§ PROBLEM STATEMENT
Update the rows between the one holding "candlestick [181, 131, 185, 166]" and the one holding "candlestick [665, 306, 669, 312]", inclusive, swapping "x-tick-label" for "x-axis-tick" and leaving everything else the same.

§ STORED RECORDS
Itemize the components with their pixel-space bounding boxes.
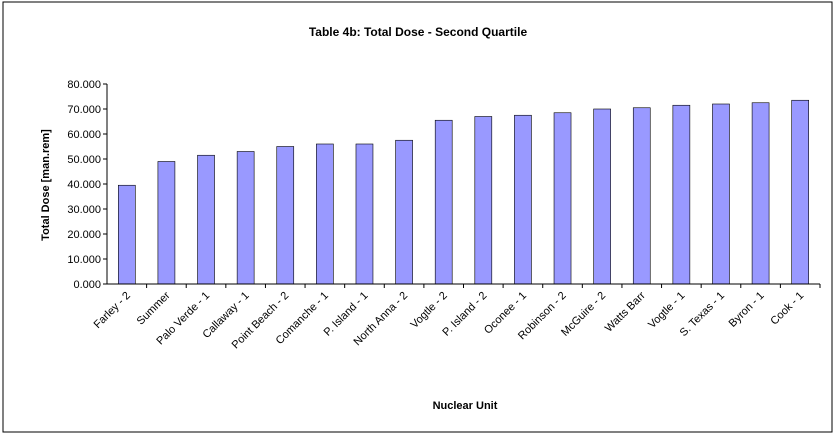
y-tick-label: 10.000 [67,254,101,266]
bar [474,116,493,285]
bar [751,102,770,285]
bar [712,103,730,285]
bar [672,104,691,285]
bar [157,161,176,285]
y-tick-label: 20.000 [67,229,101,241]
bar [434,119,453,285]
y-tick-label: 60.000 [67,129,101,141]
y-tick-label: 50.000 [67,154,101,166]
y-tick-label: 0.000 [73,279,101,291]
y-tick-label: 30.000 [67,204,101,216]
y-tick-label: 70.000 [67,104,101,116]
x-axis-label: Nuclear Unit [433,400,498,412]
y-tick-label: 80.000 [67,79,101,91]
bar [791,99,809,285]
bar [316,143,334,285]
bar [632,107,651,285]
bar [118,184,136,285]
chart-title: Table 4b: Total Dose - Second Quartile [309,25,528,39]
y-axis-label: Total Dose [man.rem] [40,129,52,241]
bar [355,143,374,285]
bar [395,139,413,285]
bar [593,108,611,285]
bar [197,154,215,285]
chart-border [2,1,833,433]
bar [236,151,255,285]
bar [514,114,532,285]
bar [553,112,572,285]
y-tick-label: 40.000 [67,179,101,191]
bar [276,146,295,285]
---
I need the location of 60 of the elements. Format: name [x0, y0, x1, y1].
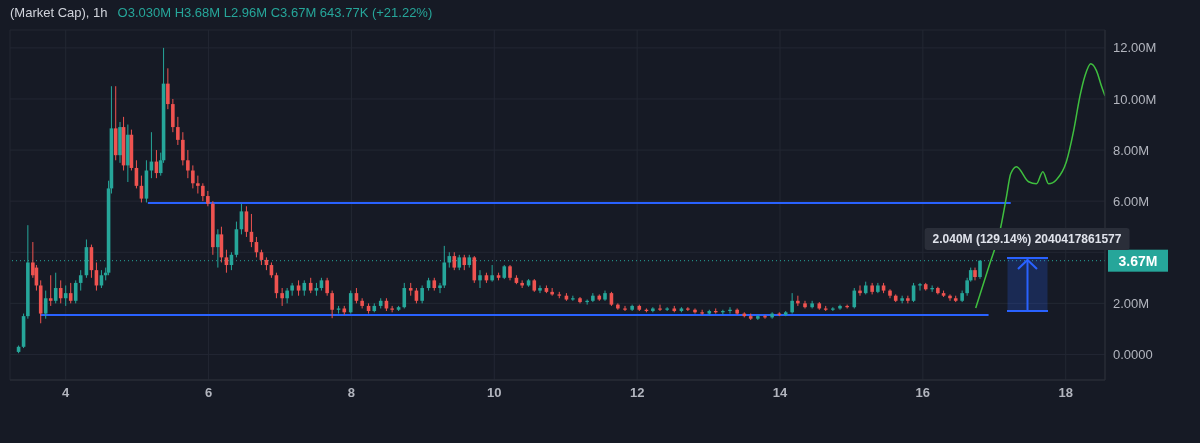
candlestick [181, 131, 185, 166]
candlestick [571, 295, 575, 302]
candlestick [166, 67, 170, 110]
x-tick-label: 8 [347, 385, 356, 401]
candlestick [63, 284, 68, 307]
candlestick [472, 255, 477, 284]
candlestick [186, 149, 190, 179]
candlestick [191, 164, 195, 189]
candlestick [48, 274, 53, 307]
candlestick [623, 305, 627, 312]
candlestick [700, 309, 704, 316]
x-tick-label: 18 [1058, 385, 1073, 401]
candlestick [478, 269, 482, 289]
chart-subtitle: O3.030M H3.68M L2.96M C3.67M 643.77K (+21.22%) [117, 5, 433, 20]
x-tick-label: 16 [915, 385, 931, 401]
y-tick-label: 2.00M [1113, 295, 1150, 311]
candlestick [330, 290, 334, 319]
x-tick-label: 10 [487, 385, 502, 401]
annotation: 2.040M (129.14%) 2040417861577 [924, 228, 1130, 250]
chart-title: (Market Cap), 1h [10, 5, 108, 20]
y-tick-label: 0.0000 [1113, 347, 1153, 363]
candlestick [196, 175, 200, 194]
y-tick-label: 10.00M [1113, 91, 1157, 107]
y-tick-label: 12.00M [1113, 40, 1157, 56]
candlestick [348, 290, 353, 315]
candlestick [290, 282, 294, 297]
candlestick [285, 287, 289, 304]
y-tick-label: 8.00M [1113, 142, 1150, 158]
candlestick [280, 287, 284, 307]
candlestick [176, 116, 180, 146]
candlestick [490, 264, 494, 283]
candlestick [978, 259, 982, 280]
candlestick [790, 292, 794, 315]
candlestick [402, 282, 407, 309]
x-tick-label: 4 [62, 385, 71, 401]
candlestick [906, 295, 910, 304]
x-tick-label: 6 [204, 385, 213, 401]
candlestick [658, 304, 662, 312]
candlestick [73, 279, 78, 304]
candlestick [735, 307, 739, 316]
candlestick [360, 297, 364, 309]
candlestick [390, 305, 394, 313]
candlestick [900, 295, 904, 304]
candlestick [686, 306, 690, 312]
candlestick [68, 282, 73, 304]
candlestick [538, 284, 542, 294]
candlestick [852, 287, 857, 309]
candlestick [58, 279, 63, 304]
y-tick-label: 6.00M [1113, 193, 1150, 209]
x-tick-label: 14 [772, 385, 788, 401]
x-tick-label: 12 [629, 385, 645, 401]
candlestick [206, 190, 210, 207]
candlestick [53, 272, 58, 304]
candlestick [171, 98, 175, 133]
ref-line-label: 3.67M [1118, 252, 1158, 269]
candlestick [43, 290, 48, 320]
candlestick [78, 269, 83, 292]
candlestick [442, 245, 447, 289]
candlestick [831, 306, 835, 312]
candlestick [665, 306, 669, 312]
==
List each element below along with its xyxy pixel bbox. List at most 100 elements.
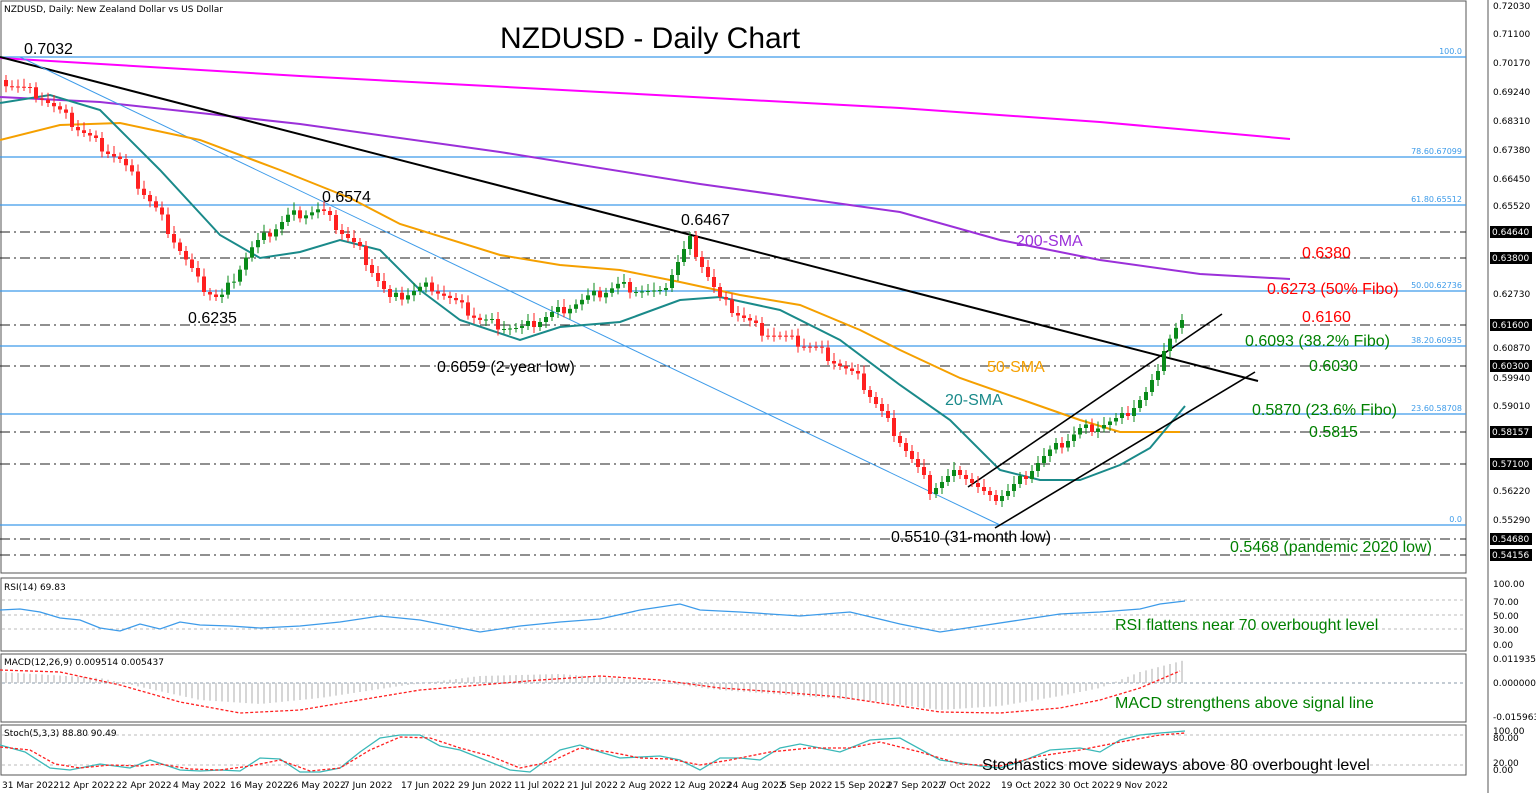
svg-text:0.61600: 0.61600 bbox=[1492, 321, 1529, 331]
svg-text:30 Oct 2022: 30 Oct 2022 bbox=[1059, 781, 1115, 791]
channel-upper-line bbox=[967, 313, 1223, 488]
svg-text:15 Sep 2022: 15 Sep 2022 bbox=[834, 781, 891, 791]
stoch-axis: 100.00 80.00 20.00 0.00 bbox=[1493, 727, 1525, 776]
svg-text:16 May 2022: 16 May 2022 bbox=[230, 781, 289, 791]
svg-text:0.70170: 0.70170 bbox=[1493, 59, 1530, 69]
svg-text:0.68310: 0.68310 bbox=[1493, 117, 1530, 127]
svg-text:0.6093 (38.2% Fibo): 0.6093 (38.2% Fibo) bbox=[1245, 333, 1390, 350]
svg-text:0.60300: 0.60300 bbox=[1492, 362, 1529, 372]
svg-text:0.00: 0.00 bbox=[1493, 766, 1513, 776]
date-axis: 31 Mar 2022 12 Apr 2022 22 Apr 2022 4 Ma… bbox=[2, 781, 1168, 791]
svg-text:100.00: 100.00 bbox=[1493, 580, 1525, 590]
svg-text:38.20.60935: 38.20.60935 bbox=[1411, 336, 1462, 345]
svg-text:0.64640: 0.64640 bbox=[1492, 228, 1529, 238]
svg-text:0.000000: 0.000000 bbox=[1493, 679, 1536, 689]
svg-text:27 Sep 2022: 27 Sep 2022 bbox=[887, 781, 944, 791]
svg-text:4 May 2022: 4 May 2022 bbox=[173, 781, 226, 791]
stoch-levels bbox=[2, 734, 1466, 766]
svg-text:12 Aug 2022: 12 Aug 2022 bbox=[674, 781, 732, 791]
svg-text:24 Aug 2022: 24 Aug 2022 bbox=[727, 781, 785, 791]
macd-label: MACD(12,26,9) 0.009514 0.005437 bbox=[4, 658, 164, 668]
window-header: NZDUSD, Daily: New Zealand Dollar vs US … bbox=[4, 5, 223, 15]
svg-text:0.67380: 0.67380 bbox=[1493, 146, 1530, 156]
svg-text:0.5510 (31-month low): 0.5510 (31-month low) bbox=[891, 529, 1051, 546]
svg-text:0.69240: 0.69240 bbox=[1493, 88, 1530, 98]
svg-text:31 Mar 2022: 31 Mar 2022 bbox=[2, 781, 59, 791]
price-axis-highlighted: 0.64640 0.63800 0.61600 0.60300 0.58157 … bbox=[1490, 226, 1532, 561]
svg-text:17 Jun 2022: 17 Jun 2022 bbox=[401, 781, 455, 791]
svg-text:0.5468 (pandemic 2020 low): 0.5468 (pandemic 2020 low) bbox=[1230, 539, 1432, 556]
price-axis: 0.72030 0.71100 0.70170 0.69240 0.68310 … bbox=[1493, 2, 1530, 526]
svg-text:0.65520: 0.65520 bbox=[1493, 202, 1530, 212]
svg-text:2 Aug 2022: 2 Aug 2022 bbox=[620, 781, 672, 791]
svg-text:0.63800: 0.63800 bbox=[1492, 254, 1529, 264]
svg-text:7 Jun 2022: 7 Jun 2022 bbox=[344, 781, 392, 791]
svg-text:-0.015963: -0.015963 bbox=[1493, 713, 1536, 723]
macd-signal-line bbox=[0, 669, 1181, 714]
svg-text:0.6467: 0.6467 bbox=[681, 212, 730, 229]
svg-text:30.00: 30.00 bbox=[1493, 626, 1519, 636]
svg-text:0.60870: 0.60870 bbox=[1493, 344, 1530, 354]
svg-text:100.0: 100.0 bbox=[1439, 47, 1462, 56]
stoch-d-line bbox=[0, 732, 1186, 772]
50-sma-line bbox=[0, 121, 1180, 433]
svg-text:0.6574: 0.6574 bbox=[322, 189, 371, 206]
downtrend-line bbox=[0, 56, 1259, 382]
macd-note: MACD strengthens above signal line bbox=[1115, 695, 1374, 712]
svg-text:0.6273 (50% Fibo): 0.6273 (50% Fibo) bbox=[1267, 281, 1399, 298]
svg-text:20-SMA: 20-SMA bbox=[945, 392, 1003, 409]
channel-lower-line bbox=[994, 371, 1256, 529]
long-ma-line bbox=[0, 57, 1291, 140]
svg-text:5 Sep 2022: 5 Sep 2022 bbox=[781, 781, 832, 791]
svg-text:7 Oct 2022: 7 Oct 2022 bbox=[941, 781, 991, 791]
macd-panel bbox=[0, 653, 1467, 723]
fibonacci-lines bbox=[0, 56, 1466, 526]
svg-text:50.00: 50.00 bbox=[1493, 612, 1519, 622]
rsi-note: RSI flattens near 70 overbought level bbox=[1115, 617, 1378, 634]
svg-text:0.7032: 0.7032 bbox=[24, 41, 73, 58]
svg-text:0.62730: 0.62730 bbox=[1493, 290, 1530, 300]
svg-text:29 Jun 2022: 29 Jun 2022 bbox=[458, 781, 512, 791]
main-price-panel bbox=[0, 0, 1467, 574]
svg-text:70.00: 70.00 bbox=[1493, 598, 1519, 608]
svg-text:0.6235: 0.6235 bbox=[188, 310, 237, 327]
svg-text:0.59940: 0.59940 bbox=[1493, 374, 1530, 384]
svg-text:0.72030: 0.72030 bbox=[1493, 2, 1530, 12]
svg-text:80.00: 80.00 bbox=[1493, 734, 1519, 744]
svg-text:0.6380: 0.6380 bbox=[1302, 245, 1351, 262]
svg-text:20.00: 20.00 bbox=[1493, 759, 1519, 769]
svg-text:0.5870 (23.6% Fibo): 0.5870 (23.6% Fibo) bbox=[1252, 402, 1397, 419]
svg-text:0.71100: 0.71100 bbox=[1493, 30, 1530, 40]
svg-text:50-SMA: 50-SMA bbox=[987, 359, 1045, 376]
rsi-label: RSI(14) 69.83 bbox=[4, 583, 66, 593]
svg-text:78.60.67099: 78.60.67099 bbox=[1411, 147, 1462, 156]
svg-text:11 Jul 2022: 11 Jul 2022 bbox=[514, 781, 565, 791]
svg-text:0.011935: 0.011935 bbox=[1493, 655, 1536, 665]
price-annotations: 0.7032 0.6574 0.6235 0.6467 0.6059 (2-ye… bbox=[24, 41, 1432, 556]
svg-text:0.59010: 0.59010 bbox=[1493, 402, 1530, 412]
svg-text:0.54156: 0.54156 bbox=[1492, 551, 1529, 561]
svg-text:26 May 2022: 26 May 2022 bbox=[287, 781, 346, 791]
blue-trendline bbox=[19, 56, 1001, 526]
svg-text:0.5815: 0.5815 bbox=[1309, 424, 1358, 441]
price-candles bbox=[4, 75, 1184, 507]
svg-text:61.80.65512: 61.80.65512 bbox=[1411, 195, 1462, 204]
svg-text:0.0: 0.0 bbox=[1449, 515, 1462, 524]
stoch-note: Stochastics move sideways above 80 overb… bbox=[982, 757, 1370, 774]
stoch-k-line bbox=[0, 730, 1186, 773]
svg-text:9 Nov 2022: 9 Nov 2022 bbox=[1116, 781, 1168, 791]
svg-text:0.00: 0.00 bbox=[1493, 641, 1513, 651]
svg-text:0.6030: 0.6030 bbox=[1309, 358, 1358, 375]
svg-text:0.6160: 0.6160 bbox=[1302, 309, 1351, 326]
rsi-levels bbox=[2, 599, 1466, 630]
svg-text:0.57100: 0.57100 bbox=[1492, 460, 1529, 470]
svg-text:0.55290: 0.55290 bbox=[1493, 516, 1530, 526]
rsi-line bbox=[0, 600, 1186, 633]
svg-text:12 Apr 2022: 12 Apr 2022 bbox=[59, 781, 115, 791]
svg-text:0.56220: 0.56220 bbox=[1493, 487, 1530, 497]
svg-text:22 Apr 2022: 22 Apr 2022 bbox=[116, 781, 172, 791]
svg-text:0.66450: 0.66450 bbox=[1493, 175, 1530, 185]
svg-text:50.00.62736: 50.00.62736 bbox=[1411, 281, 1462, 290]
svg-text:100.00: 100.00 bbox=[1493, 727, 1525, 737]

§ FULL ANSWER
candlestick [181, 131, 185, 166]
candlestick [571, 295, 575, 302]
candlestick [166, 67, 170, 110]
x-axis-tick: 8 [347, 385, 356, 401]
candlestick [63, 284, 68, 307]
candlestick [472, 255, 477, 284]
candlestick [186, 149, 190, 179]
candlestick [191, 164, 195, 189]
candlestick [48, 274, 53, 307]
candlestick [623, 305, 627, 312]
candlestick [700, 309, 704, 316]
x-axis-tick: 18 [1058, 385, 1073, 401]
candlestick [478, 269, 482, 289]
chart-subtitle: O3.030M H3.68M L2.96M C3.67M 643.77K (+21.22%) [117, 5, 433, 20]
x-axis-tick: 16 [915, 385, 931, 401]
y-tick-label: 2.00M [1113, 295, 1150, 311]
candlestick [330, 290, 334, 319]
x-axis-tick: 10 [487, 385, 502, 401]
annotation: 2.040M (129.14%) 2040417861577 [924, 228, 1130, 250]
chart-title: (Market Cap), 1h [10, 5, 108, 20]
y-tick-label: 0.0000 [1113, 347, 1153, 363]
candlestick [196, 175, 200, 194]
y-tick-label: 10.00M [1113, 91, 1157, 107]
y-tick-label: 12.00M [1113, 40, 1157, 56]
candlestick [348, 290, 353, 315]
candlestick [290, 282, 294, 297]
candlestick [285, 287, 289, 304]
y-tick-label: 8.00M [1113, 142, 1150, 158]
candlestick [280, 287, 284, 307]
candlestick [176, 116, 180, 146]
candlestick [490, 264, 494, 283]
candlestick [978, 259, 982, 280]
candlestick [790, 292, 794, 315]
candlestick [402, 282, 407, 309]
x-axis-tick: 4 [62, 385, 71, 401]
candlestick [906, 295, 910, 304]
x-axis-tick: 6 [204, 385, 213, 401]
candlestick [658, 304, 662, 312]
candlestick [73, 279, 78, 304]
candlestick [735, 307, 739, 316]
candlestick [360, 297, 364, 309]
candlestick [390, 305, 394, 313]
candlestick [900, 295, 904, 304]
candlestick [686, 306, 690, 312]
candlestick [68, 282, 73, 304]
candlestick [538, 284, 542, 294]
candlestick [852, 287, 857, 309]
candlestick [58, 279, 63, 304]
y-tick-label: 6.00M [1113, 193, 1150, 209]
x-axis-tick: 14 [772, 385, 788, 401]
x-axis-tick: 12 [629, 385, 645, 401]
candlestick [206, 190, 210, 207]
candlestick [53, 272, 58, 304]
candlestick [171, 98, 175, 133]
ref-line-label: 3.67M [1118, 252, 1158, 269]
candlestick [43, 290, 48, 320]
candlestick [78, 269, 83, 292]
candlestick [442, 245, 447, 289]
candlestick [831, 306, 835, 312]
candlestick [665, 306, 669, 312]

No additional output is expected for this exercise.